» Problems to work on
1. Answer these questions using the passage on Syria policy and the Deraa fighting. Put each answer on its own line, marked like its question.
(a) On which program did John Bolton give the interview described in the passage?
(b) Whose mediation accompanied the meetings between Russian generals and rebel commanders in Deraa?
(c) What did the Israeli Air Force reportedly bomb on Tuesday?
2. Continue the passage on Syria policy and the Deraa fighting, starting right after its final sentence.

According to the Wall Street Journal, the White House rejected the deal and set the U.S. on a new strategic course in Syria.
In an interview last Sunday on CBS News’ Face the Nation, National Security Advisor John Bolton made the new policy explicit.
Bolton argued that Iran is the strategic threat to U.S. interests in Syria, not Assad. In Bolton’s words, “I don’t think Assad [i.e., the Assad regime and the Syrian armed forces] is the strategic issue. I think Iran is the strategic issue.”
Bolton intimated that during Trump’s July 16 meeting with Putin, he will not try to convince the Russian leader to conform with the de-escalation agreement from last July. Certainly, he won’t be adding more sweeteners to the deal – like the Tanf air base – to convince Putin to stop betraying his word.
Rather, Bolton said, the administration is interested in making a completely different deal. In his words, “There are possibilities for doing a larger negotiation on helping to get Iranian forces out of Syria and back into Iran, which would be a significant step forward.”
This position is aligned with Israel’s position. Netanyahu has repeatedly insisted that Israel will not accept the entrenchment of Iranian and Iranian-controlled forces in Syria.
The second development that has prevented Russia from consolidating regime control over the Deraa province is the failure of Russian negotiators to convince rebel forces to surrender their positions and arms in the framework of a ceasefire.
Since late last week, Russian generals have been meeting with rebel commanders in Deraa, with Jordanian mediation, to secure a deal that would have them transfer their heavy weapons and personal weapons to Russian military forces and gendarmerie. Although some local commanders at the village level have cut private deals with the Russians, the bulk of rebel commanders have refused to do so.
The third development is the poor performance of the regime forces and their Iranian-controlled partners in the fighting amidst reports that they may be receiving outside help. According to Syrian War Daily and Israeli security sources, the advance was stopped in its tracks on Tuesday.
Also Tuesday, the Israeli Air Force reportedly bombed an Iranian weapons depot that served Hezbollah and Shiite militia forces in Deraa. Israel also reportedly attacked Hezbollah positions in the city. If these reports are accurate, the Russia-led Syrian-Iranian advance was halted after it was met by an Israeli-supported defense by rebel groups.

» Data excerpts
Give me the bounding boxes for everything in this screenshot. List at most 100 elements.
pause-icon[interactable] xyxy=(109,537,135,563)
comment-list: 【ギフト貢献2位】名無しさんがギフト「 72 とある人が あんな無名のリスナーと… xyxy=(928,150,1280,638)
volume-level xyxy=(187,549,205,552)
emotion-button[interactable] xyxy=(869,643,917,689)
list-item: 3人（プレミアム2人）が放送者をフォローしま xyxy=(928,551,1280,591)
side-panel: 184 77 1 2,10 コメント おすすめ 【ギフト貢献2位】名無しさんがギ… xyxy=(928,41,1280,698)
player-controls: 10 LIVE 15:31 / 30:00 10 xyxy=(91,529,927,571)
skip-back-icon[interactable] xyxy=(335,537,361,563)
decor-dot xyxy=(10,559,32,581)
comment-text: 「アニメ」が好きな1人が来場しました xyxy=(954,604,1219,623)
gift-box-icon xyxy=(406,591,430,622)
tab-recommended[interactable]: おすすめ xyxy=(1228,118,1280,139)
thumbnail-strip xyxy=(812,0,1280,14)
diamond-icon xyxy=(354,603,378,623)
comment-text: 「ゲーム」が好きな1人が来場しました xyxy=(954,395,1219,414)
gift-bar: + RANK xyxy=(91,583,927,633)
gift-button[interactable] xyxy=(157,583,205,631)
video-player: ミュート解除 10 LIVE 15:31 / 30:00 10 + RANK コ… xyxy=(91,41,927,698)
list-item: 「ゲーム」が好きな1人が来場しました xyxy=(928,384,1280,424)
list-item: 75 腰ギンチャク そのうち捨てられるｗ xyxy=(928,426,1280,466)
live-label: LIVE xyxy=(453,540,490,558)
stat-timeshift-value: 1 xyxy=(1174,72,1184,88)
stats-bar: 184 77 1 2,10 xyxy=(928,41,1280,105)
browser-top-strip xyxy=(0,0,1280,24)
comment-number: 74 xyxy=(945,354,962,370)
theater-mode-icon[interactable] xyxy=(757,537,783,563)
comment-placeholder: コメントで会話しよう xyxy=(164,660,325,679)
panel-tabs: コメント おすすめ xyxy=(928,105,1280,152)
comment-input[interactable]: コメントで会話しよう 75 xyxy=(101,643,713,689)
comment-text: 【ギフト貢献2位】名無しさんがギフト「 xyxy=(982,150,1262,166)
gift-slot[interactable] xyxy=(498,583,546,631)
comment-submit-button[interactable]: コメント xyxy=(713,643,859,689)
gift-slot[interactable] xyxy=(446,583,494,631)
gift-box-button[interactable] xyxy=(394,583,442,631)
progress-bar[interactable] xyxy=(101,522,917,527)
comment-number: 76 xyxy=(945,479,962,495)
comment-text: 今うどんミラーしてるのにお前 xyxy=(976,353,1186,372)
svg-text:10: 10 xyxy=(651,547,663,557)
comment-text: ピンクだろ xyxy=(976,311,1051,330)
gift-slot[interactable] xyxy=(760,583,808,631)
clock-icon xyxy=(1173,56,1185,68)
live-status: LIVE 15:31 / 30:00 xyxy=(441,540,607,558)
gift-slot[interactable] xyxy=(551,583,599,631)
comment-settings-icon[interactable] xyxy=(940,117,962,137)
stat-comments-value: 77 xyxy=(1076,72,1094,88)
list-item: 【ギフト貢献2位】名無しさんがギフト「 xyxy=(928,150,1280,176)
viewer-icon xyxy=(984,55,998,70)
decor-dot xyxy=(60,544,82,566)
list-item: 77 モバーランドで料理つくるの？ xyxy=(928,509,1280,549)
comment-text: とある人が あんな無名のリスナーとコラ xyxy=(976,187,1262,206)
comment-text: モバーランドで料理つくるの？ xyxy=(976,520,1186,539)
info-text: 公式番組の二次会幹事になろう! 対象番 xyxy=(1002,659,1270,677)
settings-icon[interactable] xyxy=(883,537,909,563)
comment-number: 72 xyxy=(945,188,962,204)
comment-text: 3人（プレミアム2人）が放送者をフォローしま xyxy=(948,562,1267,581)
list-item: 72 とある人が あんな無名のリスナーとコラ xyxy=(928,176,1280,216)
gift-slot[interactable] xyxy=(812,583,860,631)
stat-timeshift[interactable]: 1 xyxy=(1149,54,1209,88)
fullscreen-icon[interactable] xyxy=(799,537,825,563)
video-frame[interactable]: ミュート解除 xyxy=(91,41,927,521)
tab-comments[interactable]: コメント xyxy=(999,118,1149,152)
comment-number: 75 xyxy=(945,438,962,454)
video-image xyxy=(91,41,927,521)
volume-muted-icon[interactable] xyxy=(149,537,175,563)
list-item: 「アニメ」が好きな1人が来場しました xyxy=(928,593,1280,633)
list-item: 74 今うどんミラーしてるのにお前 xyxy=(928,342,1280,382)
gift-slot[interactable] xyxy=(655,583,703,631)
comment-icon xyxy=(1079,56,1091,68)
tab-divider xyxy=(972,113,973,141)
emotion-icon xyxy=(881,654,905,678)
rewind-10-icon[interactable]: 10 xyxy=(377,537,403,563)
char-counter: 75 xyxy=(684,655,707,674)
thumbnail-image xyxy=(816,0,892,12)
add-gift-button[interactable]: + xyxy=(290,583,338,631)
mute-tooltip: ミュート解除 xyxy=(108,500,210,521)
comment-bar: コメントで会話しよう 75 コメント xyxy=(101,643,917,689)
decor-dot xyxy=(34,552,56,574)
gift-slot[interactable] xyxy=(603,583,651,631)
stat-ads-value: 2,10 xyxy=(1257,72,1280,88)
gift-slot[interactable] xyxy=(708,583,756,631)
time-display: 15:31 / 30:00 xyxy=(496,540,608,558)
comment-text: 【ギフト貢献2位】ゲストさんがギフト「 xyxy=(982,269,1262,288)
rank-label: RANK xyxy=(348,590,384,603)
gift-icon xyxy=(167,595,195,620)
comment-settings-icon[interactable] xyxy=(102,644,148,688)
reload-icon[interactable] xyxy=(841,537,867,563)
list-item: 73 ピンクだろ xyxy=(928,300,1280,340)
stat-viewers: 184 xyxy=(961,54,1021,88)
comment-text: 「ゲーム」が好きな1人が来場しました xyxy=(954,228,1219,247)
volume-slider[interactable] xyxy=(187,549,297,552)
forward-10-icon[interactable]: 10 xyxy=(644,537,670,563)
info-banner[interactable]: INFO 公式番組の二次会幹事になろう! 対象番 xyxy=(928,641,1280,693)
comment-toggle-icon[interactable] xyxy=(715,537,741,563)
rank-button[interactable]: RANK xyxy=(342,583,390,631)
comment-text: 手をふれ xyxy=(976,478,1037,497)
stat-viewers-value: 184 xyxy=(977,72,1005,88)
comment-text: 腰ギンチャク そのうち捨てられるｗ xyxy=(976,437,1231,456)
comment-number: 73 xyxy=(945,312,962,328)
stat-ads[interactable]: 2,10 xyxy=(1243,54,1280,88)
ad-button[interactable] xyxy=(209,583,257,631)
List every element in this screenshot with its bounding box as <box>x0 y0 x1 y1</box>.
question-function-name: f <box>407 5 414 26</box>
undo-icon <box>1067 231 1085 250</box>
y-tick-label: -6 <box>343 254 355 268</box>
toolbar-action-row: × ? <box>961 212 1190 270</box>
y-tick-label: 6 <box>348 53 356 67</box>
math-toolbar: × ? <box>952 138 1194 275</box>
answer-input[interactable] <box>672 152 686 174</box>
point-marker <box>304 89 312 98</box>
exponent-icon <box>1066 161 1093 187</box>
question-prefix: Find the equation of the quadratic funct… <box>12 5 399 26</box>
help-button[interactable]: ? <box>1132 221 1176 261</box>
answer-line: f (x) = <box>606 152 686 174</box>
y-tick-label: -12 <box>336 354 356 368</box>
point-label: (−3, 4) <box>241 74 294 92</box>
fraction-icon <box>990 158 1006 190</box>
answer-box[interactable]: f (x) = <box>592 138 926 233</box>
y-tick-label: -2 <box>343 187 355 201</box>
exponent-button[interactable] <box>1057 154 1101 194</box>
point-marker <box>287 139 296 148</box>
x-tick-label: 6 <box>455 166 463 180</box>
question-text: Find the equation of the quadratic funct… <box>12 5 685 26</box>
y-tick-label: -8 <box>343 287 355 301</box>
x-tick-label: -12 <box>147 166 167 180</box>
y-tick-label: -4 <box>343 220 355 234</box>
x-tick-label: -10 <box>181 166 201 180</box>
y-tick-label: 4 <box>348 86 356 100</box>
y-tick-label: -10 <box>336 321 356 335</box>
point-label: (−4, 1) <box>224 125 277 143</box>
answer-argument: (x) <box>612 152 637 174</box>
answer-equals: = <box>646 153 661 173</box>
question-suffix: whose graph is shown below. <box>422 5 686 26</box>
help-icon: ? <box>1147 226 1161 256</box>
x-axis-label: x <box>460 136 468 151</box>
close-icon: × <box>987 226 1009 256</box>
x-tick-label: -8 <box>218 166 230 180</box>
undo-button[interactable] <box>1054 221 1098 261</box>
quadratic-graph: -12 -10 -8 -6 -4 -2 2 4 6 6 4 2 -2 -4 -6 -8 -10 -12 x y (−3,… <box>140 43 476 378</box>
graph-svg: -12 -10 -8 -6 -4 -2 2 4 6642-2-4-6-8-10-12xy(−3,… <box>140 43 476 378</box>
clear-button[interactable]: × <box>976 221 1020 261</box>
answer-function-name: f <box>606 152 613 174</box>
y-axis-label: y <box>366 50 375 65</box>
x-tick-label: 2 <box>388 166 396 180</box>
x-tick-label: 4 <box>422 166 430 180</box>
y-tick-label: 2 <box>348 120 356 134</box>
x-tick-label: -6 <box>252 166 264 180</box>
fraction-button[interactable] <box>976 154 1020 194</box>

» Answers for the tasks
1.
(a) CBS News' Face the Nation.
(b) Jordanian mediation.
(c) An Iranian weapons depot that served Hezbollah and Shiite militia forces in Deraa.

2.
Finally, over the past few days, Israel has drawn an explicit, U.N.-supported position that renders the Russian-led Syrian-Iranian advance diplomatically costly and difficult to defend.
So far, Russia’s position has been that Iranian forces in Syria are legitimate because they were invited to deploy in the country by the Syrian regime. On Sunday, Netanyahu said that Israel stringently abides by the 1974 UN-brokered disengagement agreement between Israel and Syria.
The disengagement of forces agreement was concluded in the aftermath of the 1973 Yom Kippur War, which ended with Israeli forces on the outskirts of Damascus. It called for Israel to withdraw from the Quneitra province to the ceasefire lines that existed at the end of the 1967 Six Day War. In exchange, Syria agreed that the Quneitra area would be free of all Syrian military presence. The U.N. Disengagement Observer Force (UNDOF) was established to deploy in the demilitarized zone on the Syrian side of the border to ensure Syrian ceasefire compliance.
UNDOF forces fled to Israel in 2014 after a contingent of 45 Fijian soldiers were kidnapped by the al Qaeda affiliated al Nusra Front.
Last week, the UN Security Council voted unanimously to renew UNDOF’s mandate.
These developments have significantly weakened Putin’s position ahead of his meetings with both Netanyahu and Trump – who are operating in tandem.
But what is absolutely clear is that events of the past several days have significantly weakened Russia’s position. Consequently, the possibility that the situation in southwestern Syria will be defused, without a major war between Israel and Iran-Syria-Lebanon, has grown dramatically.